START STORED RECORDS

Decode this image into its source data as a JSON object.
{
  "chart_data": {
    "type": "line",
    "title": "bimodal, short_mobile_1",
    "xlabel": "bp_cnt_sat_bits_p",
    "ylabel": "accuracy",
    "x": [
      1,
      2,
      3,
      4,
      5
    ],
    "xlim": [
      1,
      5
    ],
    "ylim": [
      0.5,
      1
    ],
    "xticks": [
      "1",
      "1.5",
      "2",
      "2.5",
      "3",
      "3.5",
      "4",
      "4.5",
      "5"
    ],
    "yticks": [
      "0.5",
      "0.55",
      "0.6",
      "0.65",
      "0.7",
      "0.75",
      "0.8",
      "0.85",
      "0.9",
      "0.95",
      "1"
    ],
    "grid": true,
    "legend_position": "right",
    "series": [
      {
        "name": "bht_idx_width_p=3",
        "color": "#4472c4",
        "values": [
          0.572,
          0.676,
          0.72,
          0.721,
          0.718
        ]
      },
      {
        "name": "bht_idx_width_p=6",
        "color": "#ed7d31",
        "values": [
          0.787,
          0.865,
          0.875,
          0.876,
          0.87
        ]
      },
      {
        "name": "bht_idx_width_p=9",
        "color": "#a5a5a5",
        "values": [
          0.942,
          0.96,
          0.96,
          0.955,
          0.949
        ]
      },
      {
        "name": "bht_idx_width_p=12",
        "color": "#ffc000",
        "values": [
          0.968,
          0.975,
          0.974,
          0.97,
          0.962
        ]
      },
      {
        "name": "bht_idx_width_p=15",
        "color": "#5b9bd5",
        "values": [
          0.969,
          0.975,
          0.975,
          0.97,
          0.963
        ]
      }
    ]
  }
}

END STORED RECORDS

▶ WHAT TO PRODUCE:
Say how many lines in the records hold the string "color", and say nothing else.

▶ ANSWER TO THE EXERCISE:
5